TO BE DONE:
Will you give the material below again, every line exactly as it is?

LISTED RECORDS:
============
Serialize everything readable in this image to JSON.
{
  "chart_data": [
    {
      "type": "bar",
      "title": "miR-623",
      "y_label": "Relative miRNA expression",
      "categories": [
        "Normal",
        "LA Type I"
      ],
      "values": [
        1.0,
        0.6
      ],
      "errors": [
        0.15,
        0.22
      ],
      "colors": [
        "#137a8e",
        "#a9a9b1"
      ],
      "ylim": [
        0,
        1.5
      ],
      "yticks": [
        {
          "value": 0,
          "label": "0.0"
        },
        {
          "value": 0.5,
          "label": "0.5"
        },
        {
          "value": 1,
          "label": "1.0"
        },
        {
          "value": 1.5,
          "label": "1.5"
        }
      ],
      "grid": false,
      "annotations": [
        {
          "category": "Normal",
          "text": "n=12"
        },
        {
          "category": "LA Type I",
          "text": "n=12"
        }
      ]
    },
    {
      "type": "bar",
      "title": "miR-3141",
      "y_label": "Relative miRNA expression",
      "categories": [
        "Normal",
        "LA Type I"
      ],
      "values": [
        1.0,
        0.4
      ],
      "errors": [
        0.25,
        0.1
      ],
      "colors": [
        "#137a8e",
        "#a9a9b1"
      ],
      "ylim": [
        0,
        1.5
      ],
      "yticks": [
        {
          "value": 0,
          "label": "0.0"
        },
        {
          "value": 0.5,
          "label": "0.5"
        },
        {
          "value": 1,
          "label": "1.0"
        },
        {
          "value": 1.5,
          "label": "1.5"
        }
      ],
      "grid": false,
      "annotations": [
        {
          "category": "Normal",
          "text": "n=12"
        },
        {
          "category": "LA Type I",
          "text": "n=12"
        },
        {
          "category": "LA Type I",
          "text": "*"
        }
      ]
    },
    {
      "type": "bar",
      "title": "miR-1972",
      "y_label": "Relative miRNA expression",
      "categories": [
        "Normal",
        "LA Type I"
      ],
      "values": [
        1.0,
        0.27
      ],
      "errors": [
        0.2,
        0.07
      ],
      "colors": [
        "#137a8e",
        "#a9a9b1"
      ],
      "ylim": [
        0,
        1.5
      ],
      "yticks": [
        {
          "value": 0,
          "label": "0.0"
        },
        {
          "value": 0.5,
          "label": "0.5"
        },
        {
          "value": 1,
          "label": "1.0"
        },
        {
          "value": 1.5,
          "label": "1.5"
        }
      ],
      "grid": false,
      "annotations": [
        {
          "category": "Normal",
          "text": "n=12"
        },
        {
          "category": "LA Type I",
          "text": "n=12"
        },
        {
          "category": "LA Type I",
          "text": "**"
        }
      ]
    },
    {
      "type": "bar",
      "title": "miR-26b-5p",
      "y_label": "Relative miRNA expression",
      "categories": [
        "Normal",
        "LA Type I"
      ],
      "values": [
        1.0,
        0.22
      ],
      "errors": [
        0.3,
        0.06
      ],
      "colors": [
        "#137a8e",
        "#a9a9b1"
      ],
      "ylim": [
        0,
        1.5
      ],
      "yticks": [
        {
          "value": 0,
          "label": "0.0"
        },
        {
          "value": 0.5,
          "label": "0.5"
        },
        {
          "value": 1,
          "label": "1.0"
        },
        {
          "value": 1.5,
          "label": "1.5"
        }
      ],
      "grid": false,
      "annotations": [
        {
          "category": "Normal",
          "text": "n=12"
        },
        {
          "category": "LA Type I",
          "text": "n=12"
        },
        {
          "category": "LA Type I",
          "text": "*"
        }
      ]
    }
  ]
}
============
FULL RESPONSE:
Serialize everything readable in this image to JSON.
{
  "chart_data": [
    {
      "type": "bar",
      "title": "miR-623",
      "y_label": "Relative miRNA expression",
      "categories": [
        "Normal",
        "LA Type I"
      ],
      "values": [
        1.0,
        0.6
      ],
      "errors": [
        0.15,
        0.22
      ],
      "colors": [
        "#137a8e",
        "#a9a9b1"
      ],
      "ylim": [
        0,
        1.5
      ],
      "yticks": [
        {
          "value": 0,
          "label": "0.0"
        },
        {
          "value": 0.5,
          "label": "0.5"
        },
        {
          "value": 1,
          "label": "1.0"
        },
        {
          "value": 1.5,
          "label": "1.5"
        }
      ],
      "grid": false,
      "annotations": [
        {
          "category": "Normal",
          "text": "n=12"
        },
        {
          "category": "LA Type I",
          "text": "n=12"
        }
      ]
    },
    {
      "type": "bar",
      "title": "miR-3141",
      "y_label": "Relative miRNA expression",
      "categories": [
        "Normal",
        "LA Type I"
      ],
      "values": [
        1.0,
        0.4
      ],
      "errors": [
        0.25,
        0.1
      ],
      "colors": [
        "#137a8e",
        "#a9a9b1"
      ],
      "ylim": [
        0,
        1.5
      ],
      "yticks": [
        {
          "value": 0,
          "label": "0.0"
        },
        {
          "value": 0.5,
          "label": "0.5"
        },
        {
          "value": 1,
          "label": "1.0"
        },
        {
          "value": 1.5,
          "label": "1.5"
        }
      ],
      "grid": false,
      "annotations": [
        {
          "category": "Normal",
          "text": "n=12"
        },
        {
          "category": "LA Type I",
          "text": "n=12"
        },
        {
          "category": "LA Type I",
          "text": "*"
        }
      ]
    },
    {
      "type": "bar",
      "title": "miR-1972",
      "y_label": "Relative miRNA expression",
      "categories": [
        "Normal",
        "LA Type I"
      ],
      "values": [
        1.0,
        0.27
      ],
      "errors": [
        0.2,
        0.07
      ],
      "colors": [
        "#137a8e",
        "#a9a9b1"
      ],
      "ylim": [
        0,
        1.5
      ],
      "yticks": [
        {
          "value": 0,
          "label": "0.0"
        },
        {
          "value": 0.5,
          "label": "0.5"
        },
        {
          "value": 1,
          "label": "1.0"
        },
        {
          "value": 1.5,
          "label": "1.5"
        }
      ],
      "grid": false,
      "annotations": [
        {
          "category": "Normal",
          "text": "n=12"
        },
        {
          "category": "LA Type I",
          "text": "n=12"
        },
        {
          "category": "LA Type I",
          "text": "**"
        }
      ]
    },
    {
      "type": "bar",
      "title": "miR-26b-5p",
      "y_label": "Relative miRNA expression",
      "categories": [
        "Normal",
        "LA Type I"
      ],
      "values": [
        1.0,
        0.22
      ],
      "errors": [
        0.3,
        0.06
      ],
      "colors": [
        "#137a8e",
        "#a9a9b1"
      ],
      "ylim": [
        0,
        1.5
      ],
      "yticks": [
        {
          "value": 0,
          "label": "0.0"
        },
        {
          "value": 0.5,
          "label": "0.5"
        },
        {
          "value": 1,
          "label": "1.0"
        },
        {
          "value": 1.5,
          "label": "1.5"
        }
      ],
      "grid": false,
      "annotations": [
        {
          "category": "Normal",
          "text": "n=12"
        },
        {
          "category": "LA Type I",
          "text": "n=12"
        },
        {
          "category": "LA Type I",
          "text": "*"
        }
      ]
    }
  ]
}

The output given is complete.